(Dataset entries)
--------------------

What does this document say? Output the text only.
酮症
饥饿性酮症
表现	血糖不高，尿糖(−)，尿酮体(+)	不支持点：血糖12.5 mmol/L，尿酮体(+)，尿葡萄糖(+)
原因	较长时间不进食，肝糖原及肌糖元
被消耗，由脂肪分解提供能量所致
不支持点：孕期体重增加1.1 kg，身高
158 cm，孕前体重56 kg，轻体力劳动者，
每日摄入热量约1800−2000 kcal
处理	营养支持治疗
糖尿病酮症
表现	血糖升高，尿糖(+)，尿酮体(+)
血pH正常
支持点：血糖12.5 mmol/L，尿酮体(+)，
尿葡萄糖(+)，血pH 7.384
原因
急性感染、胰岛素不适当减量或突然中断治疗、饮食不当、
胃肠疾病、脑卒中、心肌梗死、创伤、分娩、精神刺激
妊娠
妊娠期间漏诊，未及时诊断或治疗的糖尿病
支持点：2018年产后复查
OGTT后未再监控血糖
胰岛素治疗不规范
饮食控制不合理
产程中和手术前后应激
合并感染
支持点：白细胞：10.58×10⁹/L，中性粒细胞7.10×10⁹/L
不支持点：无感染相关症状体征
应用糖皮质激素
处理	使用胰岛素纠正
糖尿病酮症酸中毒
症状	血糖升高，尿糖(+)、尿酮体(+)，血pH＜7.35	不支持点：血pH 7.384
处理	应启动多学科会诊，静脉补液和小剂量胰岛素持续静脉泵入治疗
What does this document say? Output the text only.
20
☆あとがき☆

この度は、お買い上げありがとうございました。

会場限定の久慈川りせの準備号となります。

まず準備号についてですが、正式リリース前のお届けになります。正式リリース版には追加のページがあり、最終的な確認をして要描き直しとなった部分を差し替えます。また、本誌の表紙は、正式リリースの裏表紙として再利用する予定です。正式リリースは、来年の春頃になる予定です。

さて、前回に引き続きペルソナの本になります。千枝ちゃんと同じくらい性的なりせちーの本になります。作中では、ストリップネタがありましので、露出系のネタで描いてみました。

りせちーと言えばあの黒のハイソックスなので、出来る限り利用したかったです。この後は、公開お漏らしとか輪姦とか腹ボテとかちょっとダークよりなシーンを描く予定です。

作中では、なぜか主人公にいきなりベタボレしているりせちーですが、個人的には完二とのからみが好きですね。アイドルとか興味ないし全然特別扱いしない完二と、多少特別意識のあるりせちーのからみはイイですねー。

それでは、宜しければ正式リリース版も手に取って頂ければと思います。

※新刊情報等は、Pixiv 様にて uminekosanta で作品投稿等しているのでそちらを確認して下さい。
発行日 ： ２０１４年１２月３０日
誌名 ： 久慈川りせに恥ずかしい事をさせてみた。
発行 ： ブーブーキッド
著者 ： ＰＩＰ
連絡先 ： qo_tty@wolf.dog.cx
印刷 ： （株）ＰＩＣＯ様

--------------------

INSTRUCTION ▸ Extract the data in full. Keep it word for word.

ANSWER TO THIS EXERCISE ▸
What does this document say? Output the text only.
酮症
饥饿性酮症
表现	血糖不高，尿糖(−)，尿酮体(+)	不支持点：血糖12.5 mmol/L，尿酮体(+)，尿葡萄糖(+)
原因	较长时间不进食，肝糖原及肌糖元
被消耗，由脂肪分解提供能量所致
不支持点：孕期体重增加1.1 kg，身高
158 cm，孕前体重56 kg，轻体力劳动者，
每日摄入热量约1800−2000 kcal
处理	营养支持治疗
糖尿病酮症
表现	血糖升高，尿糖(+)，尿酮体(+)
血pH正常
支持点：血糖12.5 mmol/L，尿酮体(+)，
尿葡萄糖(+)，血pH 7.384
原因
急性感染、胰岛素不适当减量或突然中断治疗、饮食不当、
胃肠疾病、脑卒中、心肌梗死、创伤、分娩、精神刺激
妊娠
妊娠期间漏诊，未及时诊断或治疗的糖尿病
支持点：2018年产后复查
OGTT后未再监控血糖
胰岛素治疗不规范
饮食控制不合理
产程中和手术前后应激
合并感染
支持点：白细胞：10.58×10⁹/L，中性粒细胞7.10×10⁹/L
不支持点：无感染相关症状体征
应用糖皮质激素
处理	使用胰岛素纠正
糖尿病酮症酸中毒
症状	血糖升高，尿糖(+)、尿酮体(+)，血pH＜7.35	不支持点：血pH 7.384
处理	应启动多学科会诊，静脉补液和小剂量胰岛素持续静脉泵入治疗
What does this document say? Output the text only.
20
☆あとがき☆

この度は、お買い上げありがとうございました。

会場限定の久慈川りせの準備号となります。

まず準備号についてですが、正式リリース前のお届けになります。正式リリース版には追加のページがあり、最終的な確認をして要描き直しとなった部分を差し替えます。また、本誌の表紙は、正式リリースの裏表紙として再利用する予定です。正式リリースは、来年の春頃になる予定です。

さて、前回に引き続きペルソナの本になります。千枝ちゃんと同じくらい性的なりせちーの本になります。作中では、ストリップネタがありましので、露出系のネタで描いてみました。

りせちーと言えばあの黒のハイソックスなので、出来る限り利用したかったです。この後は、公開お漏らしとか輪姦とか腹ボテとかちょっとダークよりなシーンを描く予定です。

作中では、なぜか主人公にいきなりベタボレしているりせちーですが、個人的には完二とのからみが好きですね。アイドルとか興味ないし全然特別扱いしない完二と、多少特別意識のあるりせちーのからみはイイですねー。

それでは、宜しければ正式リリース版も手に取って頂ければと思います。

※新刊情報等は、Pixiv 様にて uminekosanta で作品投稿等しているのでそちらを確認して下さい。
発行日 ： ２０１４年１２月３０日
誌名 ： 久慈川りせに恥ずかしい事をさせてみた。
発行 ： ブーブーキッド
著者 ： ＰＩＰ
連絡先 ： qo_tty@wolf.dog.cx
印刷 ： （株）ＰＩＣＯ様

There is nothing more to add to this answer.